◆ **Document segment**
** BEGIN **
Short Sales and Foreclosures…Sellers Must Document…

    Potential sellers who do not have a financial hardship sometimes change their mind when they realize the types of paperwork the bank needs in order to have a successful short sale. Much of this documentation is required to justify to the lender(s)  why selling “short” is the only alternative.  People who have assets which could be used to pay the mortgage note, but just want to “walk”, may be denied a short sale or face a deficiency judgment if a short sale is successful.

    In addition to the hardship letter which details why the seller cannot pay the mortgage, the bank requires an authorization letter from the seller authorizing the lender to speak with the Realtor or attorney.  The Realtor then must assemble the “package” for the lender which includes; income tax returns, pay stubs, bank statements including savings and retirement accounts, copies of bills, a list of assets and liabilitieis, monthly expenditures, and documentation of other unusual expenses.  Other information may be requested by the lender to support the case for short sale. 

      Up to date information must be obtained about homeowner’s dues, other special assessments, any other liens on the property, and property tax status.  Sometimes the seller does not have current information about these items and the Realtor must track down this information.
** END **
◆ **Do this**
Extend the short sale paperwork text with a few more sentences that pick up after its final one. The records that come next stand apart from the short sale text and have no connection to it.

◆ **Data supplied**
** BEGIN **
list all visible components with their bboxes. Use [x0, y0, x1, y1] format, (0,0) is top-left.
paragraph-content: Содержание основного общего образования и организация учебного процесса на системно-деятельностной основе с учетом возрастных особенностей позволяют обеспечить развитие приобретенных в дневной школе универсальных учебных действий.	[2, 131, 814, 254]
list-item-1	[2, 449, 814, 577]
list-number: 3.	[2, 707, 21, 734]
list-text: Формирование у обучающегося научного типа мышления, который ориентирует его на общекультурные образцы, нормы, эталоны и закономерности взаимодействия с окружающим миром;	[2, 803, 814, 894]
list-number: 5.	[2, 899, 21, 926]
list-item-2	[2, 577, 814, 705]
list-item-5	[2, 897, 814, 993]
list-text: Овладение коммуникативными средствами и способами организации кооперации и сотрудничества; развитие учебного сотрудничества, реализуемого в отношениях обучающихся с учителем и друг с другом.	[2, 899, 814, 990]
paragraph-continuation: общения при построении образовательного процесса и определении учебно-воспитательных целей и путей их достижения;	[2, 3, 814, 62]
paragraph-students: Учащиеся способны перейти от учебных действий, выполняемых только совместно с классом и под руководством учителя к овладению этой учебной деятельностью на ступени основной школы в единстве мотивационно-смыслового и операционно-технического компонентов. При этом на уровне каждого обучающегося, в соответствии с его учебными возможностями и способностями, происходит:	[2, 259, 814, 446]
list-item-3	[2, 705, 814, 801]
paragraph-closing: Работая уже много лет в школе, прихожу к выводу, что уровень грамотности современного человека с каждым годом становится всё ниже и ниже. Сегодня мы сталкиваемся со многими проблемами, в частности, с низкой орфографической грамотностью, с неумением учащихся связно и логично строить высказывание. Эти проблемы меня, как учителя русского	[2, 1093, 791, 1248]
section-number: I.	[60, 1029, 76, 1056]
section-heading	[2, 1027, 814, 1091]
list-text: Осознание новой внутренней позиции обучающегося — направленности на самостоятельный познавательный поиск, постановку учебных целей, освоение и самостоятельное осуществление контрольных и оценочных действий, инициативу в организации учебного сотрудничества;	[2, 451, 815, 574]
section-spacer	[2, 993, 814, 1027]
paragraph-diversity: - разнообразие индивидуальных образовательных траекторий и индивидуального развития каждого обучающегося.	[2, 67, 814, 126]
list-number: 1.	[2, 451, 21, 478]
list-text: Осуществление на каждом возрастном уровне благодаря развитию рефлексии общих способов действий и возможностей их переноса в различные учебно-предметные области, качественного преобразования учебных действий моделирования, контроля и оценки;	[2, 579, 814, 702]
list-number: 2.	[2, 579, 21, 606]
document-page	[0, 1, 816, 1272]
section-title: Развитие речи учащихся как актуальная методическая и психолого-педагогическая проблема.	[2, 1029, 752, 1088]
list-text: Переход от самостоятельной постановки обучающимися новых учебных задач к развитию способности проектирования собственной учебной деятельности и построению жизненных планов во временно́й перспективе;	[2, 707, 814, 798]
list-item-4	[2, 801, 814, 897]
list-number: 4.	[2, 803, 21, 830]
** END **
◆ **Response to the task**
   Working  with a reputable agent is paramount.   The sellers’ information requested is private and confidential, and contains all of the necessary ingredients fora successful identity theft; another reason that propels “foreclosure scammers”.

    All of this information is considered by the lender(s) when determining if an offer on a property will be accepted.  The lender(S) needs to know if the seller can contribute any amount of funds to the sale of the property.  The seller should determine if they are in a “deficiency judgment” state, or “non deficiency judgement” state.  A deficiency judgement permits the lender(s) to collect from the sellers the amount of a specified “deficiency” after closing on the house.  If the property is a second home, often a deficiency judgment will be granted.  Sometimes a judgment will be granted to the lender holding a HELOC (Home Equity Line of Credit) if the funds were not used for the home, such as improvement. 

    Working with a competent Realtor and/or attorney and exploring options is one of the best things an “underwater” seller can do to get answers and help himself/herself.  A Certified Public Accountant can also be included in the team to discuss income tax consequences of any action.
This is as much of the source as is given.